**What is being asked:** Repeat the material exactly as it appears.

[start of Given data]

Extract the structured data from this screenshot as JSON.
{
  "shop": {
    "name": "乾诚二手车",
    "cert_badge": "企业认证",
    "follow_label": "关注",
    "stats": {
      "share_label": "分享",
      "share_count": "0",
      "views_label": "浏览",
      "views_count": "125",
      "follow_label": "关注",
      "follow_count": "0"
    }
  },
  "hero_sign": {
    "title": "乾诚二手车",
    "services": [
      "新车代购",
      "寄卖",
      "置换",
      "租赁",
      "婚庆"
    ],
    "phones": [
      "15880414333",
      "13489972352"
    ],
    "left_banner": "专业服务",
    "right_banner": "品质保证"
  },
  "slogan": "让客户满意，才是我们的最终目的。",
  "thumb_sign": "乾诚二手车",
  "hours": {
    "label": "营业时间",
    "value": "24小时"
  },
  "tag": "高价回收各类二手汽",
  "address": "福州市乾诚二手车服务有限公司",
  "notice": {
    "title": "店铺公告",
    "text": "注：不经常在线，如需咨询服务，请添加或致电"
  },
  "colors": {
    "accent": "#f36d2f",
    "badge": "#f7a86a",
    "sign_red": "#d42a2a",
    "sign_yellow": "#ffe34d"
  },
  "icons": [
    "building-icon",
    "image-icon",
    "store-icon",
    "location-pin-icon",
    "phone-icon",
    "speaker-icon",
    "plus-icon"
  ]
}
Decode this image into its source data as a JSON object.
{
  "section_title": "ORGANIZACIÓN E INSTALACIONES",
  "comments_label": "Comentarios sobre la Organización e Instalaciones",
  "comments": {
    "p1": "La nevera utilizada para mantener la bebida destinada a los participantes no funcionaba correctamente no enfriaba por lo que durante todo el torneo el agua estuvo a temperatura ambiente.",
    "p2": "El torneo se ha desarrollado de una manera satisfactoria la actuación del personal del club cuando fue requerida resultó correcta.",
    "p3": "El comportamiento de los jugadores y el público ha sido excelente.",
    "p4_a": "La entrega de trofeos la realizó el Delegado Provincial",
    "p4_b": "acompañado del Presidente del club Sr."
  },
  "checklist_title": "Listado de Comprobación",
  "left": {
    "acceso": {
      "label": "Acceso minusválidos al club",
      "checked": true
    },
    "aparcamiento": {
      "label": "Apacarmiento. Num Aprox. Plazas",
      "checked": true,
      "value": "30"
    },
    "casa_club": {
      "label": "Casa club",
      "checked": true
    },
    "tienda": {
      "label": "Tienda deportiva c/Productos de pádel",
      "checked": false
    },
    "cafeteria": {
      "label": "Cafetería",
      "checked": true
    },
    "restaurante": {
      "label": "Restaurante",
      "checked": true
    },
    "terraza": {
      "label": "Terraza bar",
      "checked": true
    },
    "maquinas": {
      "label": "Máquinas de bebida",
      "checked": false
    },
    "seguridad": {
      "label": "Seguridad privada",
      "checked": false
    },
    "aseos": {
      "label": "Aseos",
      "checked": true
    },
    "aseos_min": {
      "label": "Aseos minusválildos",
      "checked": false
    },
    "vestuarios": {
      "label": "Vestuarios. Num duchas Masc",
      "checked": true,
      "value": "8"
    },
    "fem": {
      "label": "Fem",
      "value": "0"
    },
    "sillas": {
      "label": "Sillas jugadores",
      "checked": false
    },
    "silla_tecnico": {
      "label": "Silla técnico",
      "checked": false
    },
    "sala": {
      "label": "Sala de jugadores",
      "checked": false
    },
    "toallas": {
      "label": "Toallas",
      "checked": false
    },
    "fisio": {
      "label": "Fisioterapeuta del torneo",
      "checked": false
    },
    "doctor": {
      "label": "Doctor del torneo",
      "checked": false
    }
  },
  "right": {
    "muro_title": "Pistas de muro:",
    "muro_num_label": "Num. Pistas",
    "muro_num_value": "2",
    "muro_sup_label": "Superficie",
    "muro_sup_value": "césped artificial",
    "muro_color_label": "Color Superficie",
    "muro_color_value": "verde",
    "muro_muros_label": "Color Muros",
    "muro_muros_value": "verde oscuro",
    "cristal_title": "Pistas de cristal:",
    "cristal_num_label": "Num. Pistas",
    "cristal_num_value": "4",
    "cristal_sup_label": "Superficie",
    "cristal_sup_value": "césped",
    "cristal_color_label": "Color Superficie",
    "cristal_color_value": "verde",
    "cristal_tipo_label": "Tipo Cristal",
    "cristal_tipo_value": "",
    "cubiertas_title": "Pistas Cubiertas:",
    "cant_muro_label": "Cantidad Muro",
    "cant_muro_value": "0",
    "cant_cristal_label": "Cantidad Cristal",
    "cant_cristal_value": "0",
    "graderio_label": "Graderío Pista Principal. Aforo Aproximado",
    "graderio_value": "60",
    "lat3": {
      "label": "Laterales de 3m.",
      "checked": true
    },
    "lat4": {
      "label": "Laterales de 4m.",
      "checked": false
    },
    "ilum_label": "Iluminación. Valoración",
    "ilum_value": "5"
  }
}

[end of Given data]

**Written reply:**
Extract the structured data from this screenshot as JSON.
{
  "shop": {
    "name": "乾诚二手车",
    "cert_badge": "企业认证",
    "follow_label": "关注",
    "stats": {
      "share_label": "分享",
      "share_count": "0",
      "views_label": "浏览",
      "views_count": "125",
      "follow_label": "关注",
      "follow_count": "0"
    }
  },
  "hero_sign": {
    "title": "乾诚二手车",
    "services": [
      "新车代购",
      "寄卖",
      "置换",
      "租赁",
      "婚庆"
    ],
    "phones": [
      "15880414333",
      "13489972352"
    ],
    "left_banner": "专业服务",
    "right_banner": "品质保证"
  },
  "slogan": "让客户满意，才是我们的最终目的。",
  "thumb_sign": "乾诚二手车",
  "hours": {
    "label": "营业时间",
    "value": "24小时"
  },
  "tag": "高价回收各类二手汽",
  "address": "福州市乾诚二手车服务有限公司",
  "notice": {
    "title": "店铺公告",
    "text": "注：不经常在线，如需咨询服务，请添加或致电"
  },
  "colors": {
    "accent": "#f36d2f",
    "badge": "#f7a86a",
    "sign_red": "#d42a2a",
    "sign_yellow": "#ffe34d"
  },
  "icons": [
    "building-icon",
    "image-icon",
    "store-icon",
    "location-pin-icon",
    "phone-icon",
    "speaker-icon",
    "plus-icon"
  ]
}
Decode this image into its source data as a JSON object.
{
  "section_title": "ORGANIZACIÓN E INSTALACIONES",
  "comments_label": "Comentarios sobre la Organización e Instalaciones",
  "comments": {
    "p1": "La nevera utilizada para mantener la bebida destinada a los participantes no funcionaba correctamente no enfriaba por lo que durante todo el torneo el agua estuvo a temperatura ambiente.",
    "p2": "El torneo se ha desarrollado de una manera satisfactoria la actuación del personal del club cuando fue requerida resultó correcta.",
    "p3": "El comportamiento de los jugadores y el público ha sido excelente.",
    "p4_a": "La entrega de trofeos la realizó el Delegado Provincial",
    "p4_b": "acompañado del Presidente del club Sr."
  },
  "checklist_title": "Listado de Comprobación",
  "left": {
    "acceso": {
      "label": "Acceso minusválidos al club",
      "checked": true
    },
    "aparcamiento": {
      "label": "Apacarmiento. Num Aprox. Plazas",
      "checked": true,
      "value": "30"
    },
    "casa_club": {
      "label": "Casa club",
      "checked": true
    },
    "tienda": {
      "label": "Tienda deportiva c/Productos de pádel",
      "checked": false
    },
    "cafeteria": {
      "label": "Cafetería",
      "checked": true
    },
    "restaurante": {
      "label": "Restaurante",
      "checked": true
    },
    "terraza": {
      "label": "Terraza bar",
      "checked": true
    },
    "maquinas": {
      "label": "Máquinas de bebida",
      "checked": false
    },
    "seguridad": {
      "label": "Seguridad privada",
      "checked": false
    },
    "aseos": {
      "label": "Aseos",
      "checked": true
    },
    "aseos_min": {
      "label": "Aseos minusválildos",
      "checked": false
    },
    "vestuarios": {
      "label": "Vestuarios. Num duchas Masc",
      "checked": true,
      "value": "8"
    },
    "fem": {
      "label": "Fem",
      "value": "0"
    },
    "sillas": {
      "label": "Sillas jugadores",
      "checked": false
    },
    "silla_tecnico": {
      "label": "Silla técnico",
      "checked": false
    },
    "sala": {
      "label": "Sala de jugadores",
      "checked": false
    },
    "toallas": {
      "label": "Toallas",
      "checked": false
    },
    "fisio": {
      "label": "Fisioterapeuta del torneo",
      "checked": false
    },
    "doctor": {
      "label": "Doctor del torneo",
      "checked": false
    }
  },
  "right": {
    "muro_title": "Pistas de muro:",
    "muro_num_label": "Num. Pistas",
    "muro_num_value": "2",
    "muro_sup_label": "Superficie",
    "muro_sup_value": "césped artificial",
    "muro_color_label": "Color Superficie",
    "muro_color_value": "verde",
    "muro_muros_label": "Color Muros",
    "muro_muros_value": "verde oscuro",
    "cristal_title": "Pistas de cristal:",
    "cristal_num_label": "Num. Pistas",
    "cristal_num_value": "4",
    "cristal_sup_label": "Superficie",
    "cristal_sup_value": "césped",
    "cristal_color_label": "Color Superficie",
    "cristal_color_value": "verde",
    "cristal_tipo_label": "Tipo Cristal",
    "cristal_tipo_value": "",
    "cubiertas_title": "Pistas Cubiertas:",
    "cant_muro_label": "Cantidad Muro",
    "cant_muro_value": "0",
    "cant_cristal_label": "Cantidad Cristal",
    "cant_cristal_value": "0",
    "graderio_label": "Graderío Pista Principal. Aforo Aproximado",
    "graderio_value": "60",
    "lat3": {
      "label": "Laterales de 3m.",
      "checked": true
    },
    "lat4": {
      "label": "Laterales de 4m.",
      "checked": false
    },
    "ilum_label": "Iluminación. Valoración",
    "ilum_value": "5"
  }
}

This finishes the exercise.